What the task requires
Check every line below for the string "Soles", and copy the lines that contain it.

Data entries
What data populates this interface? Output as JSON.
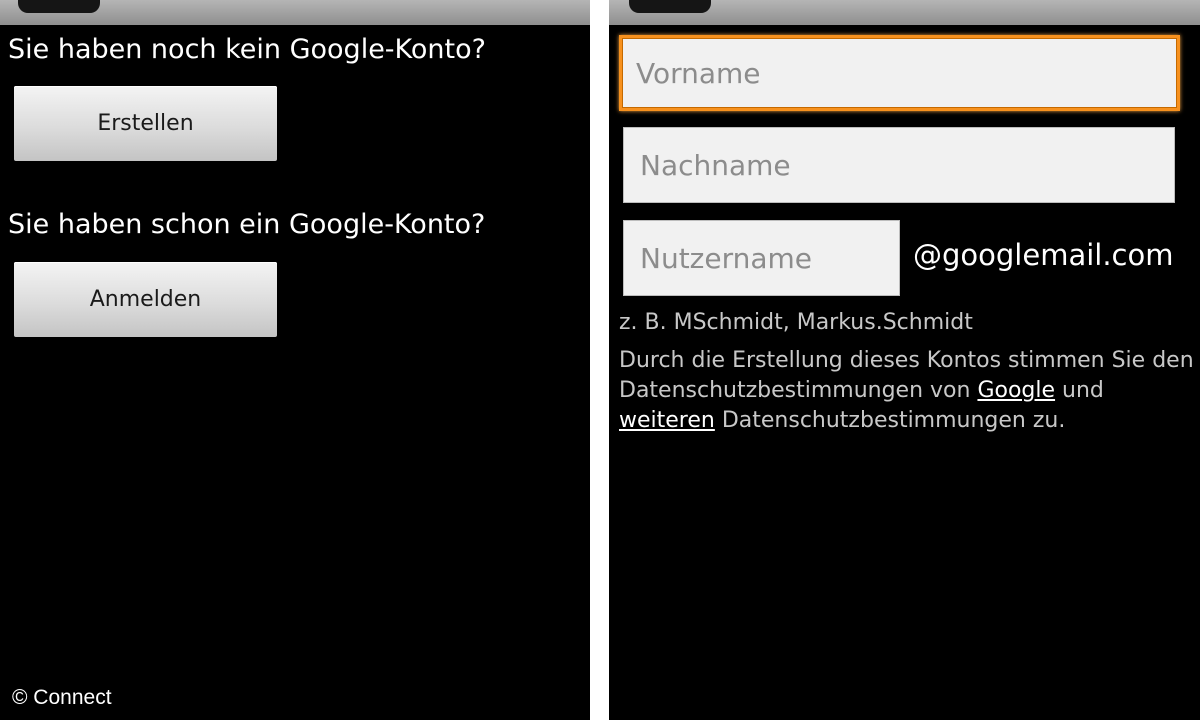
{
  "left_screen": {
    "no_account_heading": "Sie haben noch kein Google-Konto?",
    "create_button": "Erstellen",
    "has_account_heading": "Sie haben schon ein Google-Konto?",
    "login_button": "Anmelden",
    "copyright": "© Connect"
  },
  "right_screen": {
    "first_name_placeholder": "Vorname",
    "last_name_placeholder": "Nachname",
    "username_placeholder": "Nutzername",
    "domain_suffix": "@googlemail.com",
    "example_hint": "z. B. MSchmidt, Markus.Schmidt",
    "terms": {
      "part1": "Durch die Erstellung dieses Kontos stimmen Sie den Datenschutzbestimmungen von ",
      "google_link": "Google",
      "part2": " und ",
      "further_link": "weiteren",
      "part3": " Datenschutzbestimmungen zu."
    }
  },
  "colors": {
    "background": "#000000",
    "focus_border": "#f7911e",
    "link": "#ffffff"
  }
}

* * *

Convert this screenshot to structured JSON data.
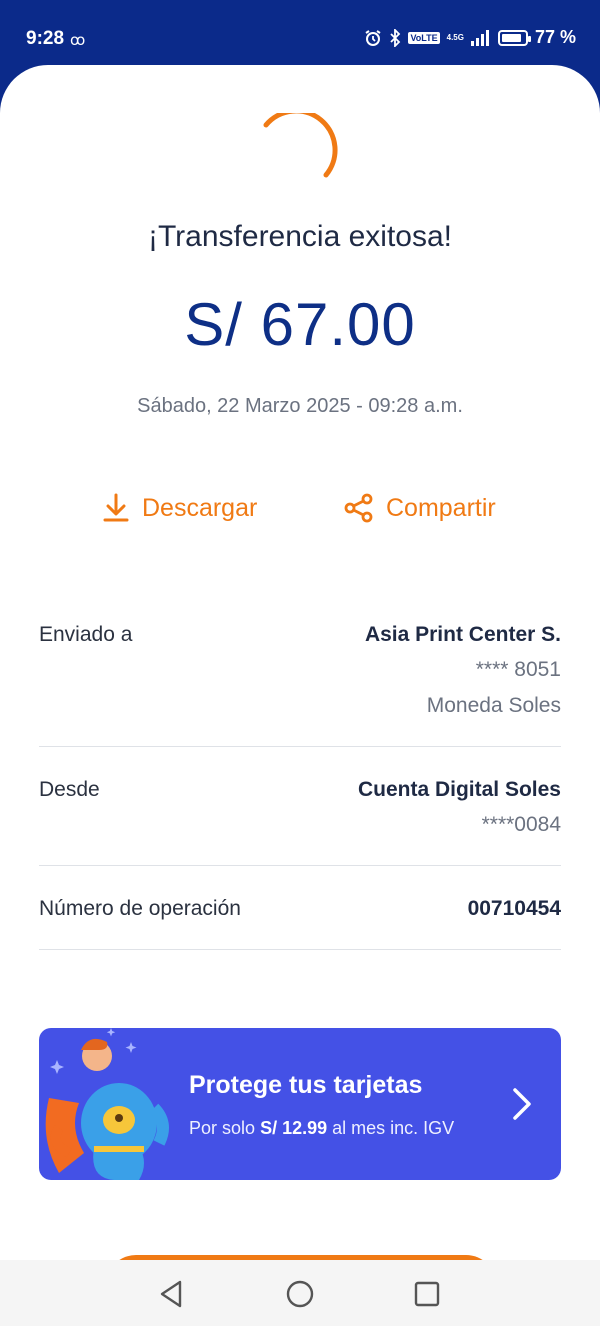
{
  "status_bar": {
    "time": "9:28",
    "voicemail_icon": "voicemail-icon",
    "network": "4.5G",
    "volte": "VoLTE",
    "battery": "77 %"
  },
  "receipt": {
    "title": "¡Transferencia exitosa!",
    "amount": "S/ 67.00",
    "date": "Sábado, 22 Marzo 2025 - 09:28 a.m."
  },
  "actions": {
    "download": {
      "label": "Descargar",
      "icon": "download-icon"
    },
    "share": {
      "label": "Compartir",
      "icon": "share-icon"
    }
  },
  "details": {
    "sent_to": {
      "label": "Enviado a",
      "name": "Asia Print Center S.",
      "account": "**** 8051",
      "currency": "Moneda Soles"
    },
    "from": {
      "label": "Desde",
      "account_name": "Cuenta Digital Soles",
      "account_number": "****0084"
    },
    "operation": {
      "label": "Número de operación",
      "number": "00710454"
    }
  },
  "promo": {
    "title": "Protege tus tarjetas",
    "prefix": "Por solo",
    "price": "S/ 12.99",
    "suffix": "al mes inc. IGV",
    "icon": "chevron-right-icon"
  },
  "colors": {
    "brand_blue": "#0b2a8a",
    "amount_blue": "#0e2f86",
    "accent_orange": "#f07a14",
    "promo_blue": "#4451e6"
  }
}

Solution to this problem
      "currency": "Moneda Soles"
      "account_name": "Cuenta Digital Soles",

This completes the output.